What to do
Print all of the lines exactly. Any picture among them stays out.

Data in this exercise

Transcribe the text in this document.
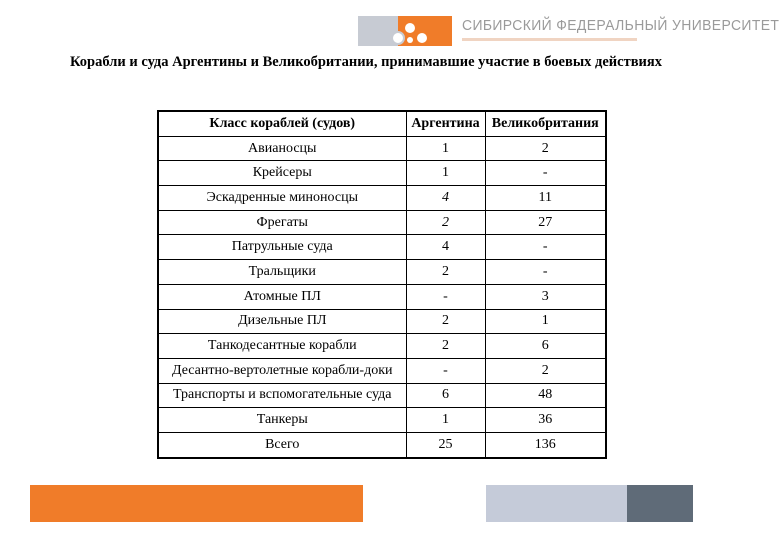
СИБИРСКИЙ ФЕДЕРАЛЬНЫЙ УНИВЕРСИТЕТ
Корабли и суда Аргентины и Великобритании, принимавшие участие в боевых действиях
Класс кораблей (судов)	Аргентина	Великобритания
Авианосцы	1	2
Крейсеры	1	-
Эскадренные миноносцы	4	11
Фрегаты	2	27
Патрульные суда	4	-
Тральщики	2	-
Атомные ПЛ	-	3
Дизельные ПЛ	2	1
Танкодесантные корабли	2	6
Десантно-вертолетные корабли-доки	-	2
Транспорты и вспомогательные суда	6	48
Танкеры	1	36
Всего	25	136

Expected answer
Transcribe the text in this document.
СИБИРСКИЙ ФЕДЕРАЛЬНЫЙ УНИВЕРСИТЕТ
Корабли и суда Аргентины и Великобритании, принимавшие участие в боевых действиях
Класс кораблей (судов)	Аргентина	Великобритания
Авианосцы	1	2
Крейсеры	1	-
Эскадренные миноносцы	4	11
Фрегаты	2	27
Патрульные суда	4	-
Тральщики	2	-
Атомные ПЛ	-	3
Дизельные ПЛ	2	1
Танкодесантные корабли	2	6
Десантно-вертолетные корабли-доки	-	2
Транспорты и вспомогательные суда	6	48
Танкеры	1	36
Всего	25	136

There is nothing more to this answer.